> **Aim**: Retype the full set of records. Keep every character identical.
□ □ □ □ □
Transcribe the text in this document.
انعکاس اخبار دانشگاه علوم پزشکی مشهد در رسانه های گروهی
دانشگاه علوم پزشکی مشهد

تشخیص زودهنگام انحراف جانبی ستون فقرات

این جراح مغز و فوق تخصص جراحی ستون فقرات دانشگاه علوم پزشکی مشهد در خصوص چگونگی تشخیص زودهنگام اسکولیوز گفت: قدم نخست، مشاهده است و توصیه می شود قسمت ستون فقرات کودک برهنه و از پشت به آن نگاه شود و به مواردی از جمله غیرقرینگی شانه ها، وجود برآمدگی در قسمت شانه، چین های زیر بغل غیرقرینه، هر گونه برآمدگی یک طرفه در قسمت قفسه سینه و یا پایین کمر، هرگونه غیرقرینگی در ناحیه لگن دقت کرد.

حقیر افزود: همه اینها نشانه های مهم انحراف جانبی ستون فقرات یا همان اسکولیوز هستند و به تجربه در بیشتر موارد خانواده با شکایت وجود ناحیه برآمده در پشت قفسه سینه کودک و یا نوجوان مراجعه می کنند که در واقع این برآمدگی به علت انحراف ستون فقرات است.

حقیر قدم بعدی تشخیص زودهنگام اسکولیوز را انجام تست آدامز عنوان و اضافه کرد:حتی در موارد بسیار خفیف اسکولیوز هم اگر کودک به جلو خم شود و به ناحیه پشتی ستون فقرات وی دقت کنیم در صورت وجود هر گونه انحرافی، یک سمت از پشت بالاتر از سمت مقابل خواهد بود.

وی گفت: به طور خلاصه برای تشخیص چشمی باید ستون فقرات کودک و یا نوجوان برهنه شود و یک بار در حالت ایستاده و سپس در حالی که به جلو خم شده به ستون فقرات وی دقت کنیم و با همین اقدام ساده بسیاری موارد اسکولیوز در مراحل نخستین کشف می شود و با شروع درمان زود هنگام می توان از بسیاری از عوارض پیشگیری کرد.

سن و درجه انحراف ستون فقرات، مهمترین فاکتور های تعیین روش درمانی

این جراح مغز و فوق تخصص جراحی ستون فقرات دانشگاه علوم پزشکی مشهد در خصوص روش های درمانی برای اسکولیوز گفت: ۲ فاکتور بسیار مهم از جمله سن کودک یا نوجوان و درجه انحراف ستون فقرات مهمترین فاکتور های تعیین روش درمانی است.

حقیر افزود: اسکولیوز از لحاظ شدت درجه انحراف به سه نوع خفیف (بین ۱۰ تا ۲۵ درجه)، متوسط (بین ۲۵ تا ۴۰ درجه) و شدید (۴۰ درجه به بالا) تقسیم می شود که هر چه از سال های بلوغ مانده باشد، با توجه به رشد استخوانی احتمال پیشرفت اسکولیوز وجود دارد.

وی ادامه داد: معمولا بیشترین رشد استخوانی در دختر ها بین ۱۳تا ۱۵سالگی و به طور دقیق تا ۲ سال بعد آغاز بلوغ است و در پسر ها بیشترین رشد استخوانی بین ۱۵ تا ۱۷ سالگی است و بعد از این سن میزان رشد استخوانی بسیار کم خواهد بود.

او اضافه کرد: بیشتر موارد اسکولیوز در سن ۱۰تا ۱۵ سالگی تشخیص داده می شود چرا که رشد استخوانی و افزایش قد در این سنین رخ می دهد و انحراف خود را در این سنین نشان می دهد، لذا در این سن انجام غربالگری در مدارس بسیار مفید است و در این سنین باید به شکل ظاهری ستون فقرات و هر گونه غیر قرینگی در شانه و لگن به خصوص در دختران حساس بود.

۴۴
□ □ □ □ □
> **Exercise result**:
Transcribe the text in this document.
انعکاس اخبار دانشگاه علوم پزشکی مشهد در رسانه های گروهی
دانشگاه علوم پزشکی مشهد

تشخیص زودهنگام انحراف جانبی ستون فقرات

این جراح مغز و فوق تخصص جراحی ستون فقرات دانشگاه علوم پزشکی مشهد در خصوص چگونگی تشخیص زودهنگام اسکولیوز گفت: قدم نخست، مشاهده است و توصیه می شود قسمت ستون فقرات کودک برهنه و از پشت به آن نگاه شود و به مواردی از جمله غیرقرینگی شانه ها، وجود برآمدگی در قسمت شانه، چین های زیر بغل غیرقرینه، هر گونه برآمدگی یک طرفه در قسمت قفسه سینه و یا پایین کمر، هرگونه غیرقرینگی در ناحیه لگن دقت کرد.

حقیر افزود: همه اینها نشانه های مهم انحراف جانبی ستون فقرات یا همان اسکولیوز هستند و به تجربه در بیشتر موارد خانواده با شکایت وجود ناحیه برآمده در پشت قفسه سینه کودک و یا نوجوان مراجعه می کنند که در واقع این برآمدگی به علت انحراف ستون فقرات است.

حقیر قدم بعدی تشخیص زودهنگام اسکولیوز را انجام تست آدامز عنوان و اضافه کرد:حتی در موارد بسیار خفیف اسکولیوز هم اگر کودک به جلو خم شود و به ناحیه پشتی ستون فقرات وی دقت کنیم در صورت وجود هر گونه انحرافی، یک سمت از پشت بالاتر از سمت مقابل خواهد بود.

وی گفت: به طور خلاصه برای تشخیص چشمی باید ستون فقرات کودک و یا نوجوان برهنه شود و یک بار در حالت ایستاده و سپس در حالی که به جلو خم شده به ستون فقرات وی دقت کنیم و با همین اقدام ساده بسیاری موارد اسکولیوز در مراحل نخستین کشف می شود و با شروع درمان زود هنگام می توان از بسیاری از عوارض پیشگیری کرد.

سن و درجه انحراف ستون فقرات، مهمترین فاکتور های تعیین روش درمانی

این جراح مغز و فوق تخصص جراحی ستون فقرات دانشگاه علوم پزشکی مشهد در خصوص روش های درمانی برای اسکولیوز گفت: ۲ فاکتور بسیار مهم از جمله سن کودک یا نوجوان و درجه انحراف ستون فقرات مهمترین فاکتور های تعیین روش درمانی است.

حقیر افزود: اسکولیوز از لحاظ شدت درجه انحراف به سه نوع خفیف (بین ۱۰ تا ۲۵ درجه)، متوسط (بین ۲۵ تا ۴۰ درجه) و شدید (۴۰ درجه به بالا) تقسیم می شود که هر چه از سال های بلوغ مانده باشد، با توجه به رشد استخوانی احتمال پیشرفت اسکولیوز وجود دارد.

وی ادامه داد: معمولا بیشترین رشد استخوانی در دختر ها بین ۱۳تا ۱۵سالگی و به طور دقیق تا ۲ سال بعد آغاز بلوغ است و در پسر ها بیشترین رشد استخوانی بین ۱۵ تا ۱۷ سالگی است و بعد از این سن میزان رشد استخوانی بسیار کم خواهد بود.

او اضافه کرد: بیشتر موارد اسکولیوز در سن ۱۰تا ۱۵ سالگی تشخیص داده می شود چرا که رشد استخوانی و افزایش قد در این سنین رخ می دهد و انحراف خود را در این سنین نشان می دهد، لذا در این سن انجام غربالگری در مدارس بسیار مفید است و در این سنین باید به شکل ظاهری ستون فقرات و هر گونه غیر قرینگی در شانه و لگن به خصوص در دختران حساس بود.

۴۴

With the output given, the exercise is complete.